>> start EXTRACTED ENTRIES

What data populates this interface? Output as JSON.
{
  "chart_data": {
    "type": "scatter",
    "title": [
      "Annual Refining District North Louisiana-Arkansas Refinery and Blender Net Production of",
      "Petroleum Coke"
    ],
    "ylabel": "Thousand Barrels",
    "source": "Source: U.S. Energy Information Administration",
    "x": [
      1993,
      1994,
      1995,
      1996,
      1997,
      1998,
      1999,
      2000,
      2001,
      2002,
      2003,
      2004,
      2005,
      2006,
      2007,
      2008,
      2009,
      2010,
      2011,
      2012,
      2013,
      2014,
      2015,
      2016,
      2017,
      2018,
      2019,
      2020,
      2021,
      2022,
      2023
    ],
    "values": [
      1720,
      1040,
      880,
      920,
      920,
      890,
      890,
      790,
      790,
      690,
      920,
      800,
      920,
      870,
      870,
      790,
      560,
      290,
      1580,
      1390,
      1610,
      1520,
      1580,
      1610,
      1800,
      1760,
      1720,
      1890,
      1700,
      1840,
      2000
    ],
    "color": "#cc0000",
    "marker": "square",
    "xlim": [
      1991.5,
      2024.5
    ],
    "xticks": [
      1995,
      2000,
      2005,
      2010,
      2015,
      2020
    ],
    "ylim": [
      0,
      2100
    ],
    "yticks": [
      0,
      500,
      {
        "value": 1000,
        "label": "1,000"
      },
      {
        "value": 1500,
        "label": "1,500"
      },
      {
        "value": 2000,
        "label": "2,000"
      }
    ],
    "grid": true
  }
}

>> end EXTRACTED ENTRIES

TASK DESCRIPTION
Nothing should be left out: return all of the records exactly.

TASK SOLUTION
What data populates this interface? Output as JSON.
{
  "chart_data": {
    "type": "scatter",
    "title": [
      "Annual Refining District North Louisiana-Arkansas Refinery and Blender Net Production of",
      "Petroleum Coke"
    ],
    "ylabel": "Thousand Barrels",
    "source": "Source: U.S. Energy Information Administration",
    "x": [
      1993,
      1994,
      1995,
      1996,
      1997,
      1998,
      1999,
      2000,
      2001,
      2002,
      2003,
      2004,
      2005,
      2006,
      2007,
      2008,
      2009,
      2010,
      2011,
      2012,
      2013,
      2014,
      2015,
      2016,
      2017,
      2018,
      2019,
      2020,
      2021,
      2022,
      2023
    ],
    "values": [
      1720,
      1040,
      880,
      920,
      920,
      890,
      890,
      790,
      790,
      690,
      920,
      800,
      920,
      870,
      870,
      790,
      560,
      290,
      1580,
      1390,
      1610,
      1520,
      1580,
      1610,
      1800,
      1760,
      1720,
      1890,
      1700,
      1840,
      2000
    ],
    "color": "#cc0000",
    "marker": "square",
    "xlim": [
      1991.5,
      2024.5
    ],
    "xticks": [
      1995,
      2000,
      2005,
      2010,
      2015,
      2020
    ],
    "ylim": [
      0,
      2100
    ],
    "yticks": [
      0,
      500,
      {
        "value": 1000,
        "label": "1,000"
      },
      {
        "value": 1500,
        "label": "1,500"
      },
      {
        "value": 2000,
        "label": "2,000"
      }
    ],
    "grid": true
  }
}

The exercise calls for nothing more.